-- Begin Material provided --
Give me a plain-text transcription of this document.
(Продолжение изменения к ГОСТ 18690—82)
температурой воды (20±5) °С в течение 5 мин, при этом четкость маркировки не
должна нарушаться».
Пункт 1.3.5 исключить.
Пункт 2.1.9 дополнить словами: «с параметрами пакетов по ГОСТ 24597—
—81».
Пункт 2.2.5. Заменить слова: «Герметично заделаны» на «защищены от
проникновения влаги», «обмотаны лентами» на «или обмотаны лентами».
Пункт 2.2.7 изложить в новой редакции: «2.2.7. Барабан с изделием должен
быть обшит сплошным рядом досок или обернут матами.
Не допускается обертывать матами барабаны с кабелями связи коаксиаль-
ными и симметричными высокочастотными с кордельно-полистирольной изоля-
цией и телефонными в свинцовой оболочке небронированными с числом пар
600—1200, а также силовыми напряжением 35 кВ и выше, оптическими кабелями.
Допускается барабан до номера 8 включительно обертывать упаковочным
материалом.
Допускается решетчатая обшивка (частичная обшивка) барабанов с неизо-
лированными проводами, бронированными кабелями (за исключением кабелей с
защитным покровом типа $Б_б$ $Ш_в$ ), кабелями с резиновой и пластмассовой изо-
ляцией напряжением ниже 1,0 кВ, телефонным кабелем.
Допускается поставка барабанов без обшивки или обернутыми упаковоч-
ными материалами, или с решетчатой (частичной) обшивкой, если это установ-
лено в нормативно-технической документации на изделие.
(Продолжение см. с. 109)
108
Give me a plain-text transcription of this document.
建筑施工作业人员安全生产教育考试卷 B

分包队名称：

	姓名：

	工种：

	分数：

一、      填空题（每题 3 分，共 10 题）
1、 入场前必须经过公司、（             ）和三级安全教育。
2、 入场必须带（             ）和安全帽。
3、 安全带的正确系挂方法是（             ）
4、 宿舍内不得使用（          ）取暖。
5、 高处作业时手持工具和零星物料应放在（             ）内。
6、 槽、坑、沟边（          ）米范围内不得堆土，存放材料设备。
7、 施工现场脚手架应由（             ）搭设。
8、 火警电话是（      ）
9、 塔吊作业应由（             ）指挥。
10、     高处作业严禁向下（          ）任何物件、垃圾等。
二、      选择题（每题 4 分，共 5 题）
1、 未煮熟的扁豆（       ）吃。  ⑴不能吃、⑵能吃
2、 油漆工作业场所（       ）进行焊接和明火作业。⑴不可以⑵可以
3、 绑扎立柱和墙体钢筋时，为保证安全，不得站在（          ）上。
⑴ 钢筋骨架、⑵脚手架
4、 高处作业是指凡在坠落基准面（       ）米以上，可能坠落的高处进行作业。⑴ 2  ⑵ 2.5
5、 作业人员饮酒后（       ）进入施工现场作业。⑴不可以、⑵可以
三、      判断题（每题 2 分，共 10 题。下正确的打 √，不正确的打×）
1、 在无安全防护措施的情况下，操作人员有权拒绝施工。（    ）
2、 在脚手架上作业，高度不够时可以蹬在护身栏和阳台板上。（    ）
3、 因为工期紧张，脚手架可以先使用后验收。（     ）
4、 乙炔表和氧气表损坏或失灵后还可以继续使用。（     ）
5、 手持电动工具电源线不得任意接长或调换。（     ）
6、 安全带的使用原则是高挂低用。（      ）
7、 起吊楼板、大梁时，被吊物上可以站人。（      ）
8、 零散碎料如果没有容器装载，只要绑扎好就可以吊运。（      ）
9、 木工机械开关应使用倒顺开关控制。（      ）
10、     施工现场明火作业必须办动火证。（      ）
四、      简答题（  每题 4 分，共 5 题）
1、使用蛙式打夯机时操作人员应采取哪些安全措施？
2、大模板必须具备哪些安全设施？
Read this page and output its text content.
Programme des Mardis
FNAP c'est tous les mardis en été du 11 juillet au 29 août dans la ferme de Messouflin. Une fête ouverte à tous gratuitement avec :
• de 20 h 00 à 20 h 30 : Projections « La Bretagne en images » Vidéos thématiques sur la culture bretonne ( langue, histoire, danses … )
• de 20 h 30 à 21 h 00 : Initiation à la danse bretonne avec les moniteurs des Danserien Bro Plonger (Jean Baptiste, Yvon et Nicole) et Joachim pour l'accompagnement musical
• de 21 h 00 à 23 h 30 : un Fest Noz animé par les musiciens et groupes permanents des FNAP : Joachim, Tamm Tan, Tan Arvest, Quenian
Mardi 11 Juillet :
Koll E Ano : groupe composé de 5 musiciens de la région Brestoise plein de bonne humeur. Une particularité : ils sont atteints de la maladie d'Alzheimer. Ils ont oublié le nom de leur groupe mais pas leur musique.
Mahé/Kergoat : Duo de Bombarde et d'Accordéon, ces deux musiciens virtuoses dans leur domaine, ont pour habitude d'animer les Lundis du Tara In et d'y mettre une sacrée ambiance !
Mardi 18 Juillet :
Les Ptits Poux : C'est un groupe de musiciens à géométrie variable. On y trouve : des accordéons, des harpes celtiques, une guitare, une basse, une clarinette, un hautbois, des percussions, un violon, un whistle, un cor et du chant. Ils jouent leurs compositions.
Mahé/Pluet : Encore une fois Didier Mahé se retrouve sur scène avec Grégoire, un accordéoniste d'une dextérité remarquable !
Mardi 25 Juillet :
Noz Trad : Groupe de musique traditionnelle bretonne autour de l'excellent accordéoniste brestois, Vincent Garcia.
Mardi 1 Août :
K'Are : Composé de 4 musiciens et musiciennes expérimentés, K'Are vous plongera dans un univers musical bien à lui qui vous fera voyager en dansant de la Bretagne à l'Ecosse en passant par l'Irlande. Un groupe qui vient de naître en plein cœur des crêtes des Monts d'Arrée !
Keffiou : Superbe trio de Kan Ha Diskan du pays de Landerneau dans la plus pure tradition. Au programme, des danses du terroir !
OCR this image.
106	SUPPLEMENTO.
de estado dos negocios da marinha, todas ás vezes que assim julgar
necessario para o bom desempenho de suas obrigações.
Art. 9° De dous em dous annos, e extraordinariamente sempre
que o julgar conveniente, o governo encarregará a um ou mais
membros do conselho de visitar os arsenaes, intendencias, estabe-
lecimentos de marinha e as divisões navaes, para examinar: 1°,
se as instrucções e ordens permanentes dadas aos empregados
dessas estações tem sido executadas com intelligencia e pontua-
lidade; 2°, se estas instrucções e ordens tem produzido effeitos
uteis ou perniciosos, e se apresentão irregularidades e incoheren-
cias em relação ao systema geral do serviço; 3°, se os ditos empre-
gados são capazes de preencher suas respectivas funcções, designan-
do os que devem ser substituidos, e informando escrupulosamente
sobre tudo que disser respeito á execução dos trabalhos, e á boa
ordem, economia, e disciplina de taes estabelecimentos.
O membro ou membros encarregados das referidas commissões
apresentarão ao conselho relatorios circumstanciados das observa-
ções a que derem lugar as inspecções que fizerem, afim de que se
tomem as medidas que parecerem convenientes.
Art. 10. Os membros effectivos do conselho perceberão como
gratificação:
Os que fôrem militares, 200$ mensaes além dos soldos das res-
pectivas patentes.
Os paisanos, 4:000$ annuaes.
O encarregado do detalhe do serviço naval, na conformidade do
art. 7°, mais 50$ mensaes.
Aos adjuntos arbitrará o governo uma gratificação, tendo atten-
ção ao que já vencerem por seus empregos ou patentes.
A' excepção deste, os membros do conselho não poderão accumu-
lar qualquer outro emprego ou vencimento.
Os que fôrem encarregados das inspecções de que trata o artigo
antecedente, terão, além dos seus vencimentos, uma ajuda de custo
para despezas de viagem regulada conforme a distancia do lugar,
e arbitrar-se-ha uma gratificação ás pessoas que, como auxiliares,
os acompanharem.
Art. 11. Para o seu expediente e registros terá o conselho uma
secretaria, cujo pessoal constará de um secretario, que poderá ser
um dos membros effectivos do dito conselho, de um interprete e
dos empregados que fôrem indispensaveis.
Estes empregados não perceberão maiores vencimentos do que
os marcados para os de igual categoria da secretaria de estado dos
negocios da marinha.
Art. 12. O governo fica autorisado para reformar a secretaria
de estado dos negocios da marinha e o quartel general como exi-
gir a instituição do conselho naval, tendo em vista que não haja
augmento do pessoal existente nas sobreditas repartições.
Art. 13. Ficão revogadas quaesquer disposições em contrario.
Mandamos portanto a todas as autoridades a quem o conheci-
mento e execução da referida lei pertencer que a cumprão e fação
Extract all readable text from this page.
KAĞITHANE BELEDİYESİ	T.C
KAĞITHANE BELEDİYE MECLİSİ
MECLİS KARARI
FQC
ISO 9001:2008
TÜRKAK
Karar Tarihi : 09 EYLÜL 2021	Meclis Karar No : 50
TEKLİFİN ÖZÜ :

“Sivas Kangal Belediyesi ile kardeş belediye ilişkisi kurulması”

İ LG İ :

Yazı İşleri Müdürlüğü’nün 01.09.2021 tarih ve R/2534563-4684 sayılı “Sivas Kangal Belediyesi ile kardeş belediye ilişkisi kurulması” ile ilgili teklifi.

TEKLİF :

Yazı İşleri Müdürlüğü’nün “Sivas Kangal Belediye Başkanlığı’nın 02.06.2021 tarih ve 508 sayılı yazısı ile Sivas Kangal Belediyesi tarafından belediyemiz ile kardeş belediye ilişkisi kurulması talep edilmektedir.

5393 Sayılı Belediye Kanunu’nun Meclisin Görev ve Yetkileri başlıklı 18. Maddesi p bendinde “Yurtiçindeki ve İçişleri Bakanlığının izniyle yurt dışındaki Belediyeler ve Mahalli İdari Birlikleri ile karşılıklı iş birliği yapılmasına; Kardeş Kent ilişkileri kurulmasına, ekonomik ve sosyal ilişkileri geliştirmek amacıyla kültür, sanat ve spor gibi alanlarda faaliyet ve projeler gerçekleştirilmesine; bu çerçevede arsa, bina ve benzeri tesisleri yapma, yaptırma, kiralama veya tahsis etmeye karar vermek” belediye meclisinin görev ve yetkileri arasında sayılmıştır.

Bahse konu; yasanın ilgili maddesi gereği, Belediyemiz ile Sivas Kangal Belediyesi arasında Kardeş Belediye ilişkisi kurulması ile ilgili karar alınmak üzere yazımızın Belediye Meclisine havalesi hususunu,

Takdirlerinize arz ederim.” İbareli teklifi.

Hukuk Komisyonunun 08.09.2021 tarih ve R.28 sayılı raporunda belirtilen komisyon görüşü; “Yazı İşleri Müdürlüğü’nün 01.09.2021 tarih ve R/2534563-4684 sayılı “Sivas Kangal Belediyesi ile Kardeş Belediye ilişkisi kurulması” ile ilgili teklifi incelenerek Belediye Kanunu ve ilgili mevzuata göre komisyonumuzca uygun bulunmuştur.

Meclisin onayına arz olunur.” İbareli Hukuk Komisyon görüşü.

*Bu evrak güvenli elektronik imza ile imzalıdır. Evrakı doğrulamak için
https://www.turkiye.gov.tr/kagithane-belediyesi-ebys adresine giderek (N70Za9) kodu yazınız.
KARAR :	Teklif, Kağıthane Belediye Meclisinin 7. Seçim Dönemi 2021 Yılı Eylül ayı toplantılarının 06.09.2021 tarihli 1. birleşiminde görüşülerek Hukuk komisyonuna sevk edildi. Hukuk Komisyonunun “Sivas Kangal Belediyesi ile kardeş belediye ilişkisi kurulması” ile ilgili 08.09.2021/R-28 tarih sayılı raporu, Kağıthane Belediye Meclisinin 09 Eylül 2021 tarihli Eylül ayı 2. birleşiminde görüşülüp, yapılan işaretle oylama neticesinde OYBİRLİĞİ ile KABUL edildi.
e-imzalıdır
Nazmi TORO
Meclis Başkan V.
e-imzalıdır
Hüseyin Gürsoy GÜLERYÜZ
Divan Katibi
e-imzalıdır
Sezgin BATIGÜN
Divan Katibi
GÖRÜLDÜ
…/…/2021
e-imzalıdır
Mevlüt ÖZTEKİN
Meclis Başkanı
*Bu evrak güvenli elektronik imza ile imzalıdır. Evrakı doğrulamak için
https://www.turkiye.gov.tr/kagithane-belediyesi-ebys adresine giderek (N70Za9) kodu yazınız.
-- End Material provided --
Return every line above in which the string "naval" occurs.

### Task solution
O encarregado do detalhe do serviço naval, na conformidade do
gir a instituição do conselho naval, tendo em vista que não haja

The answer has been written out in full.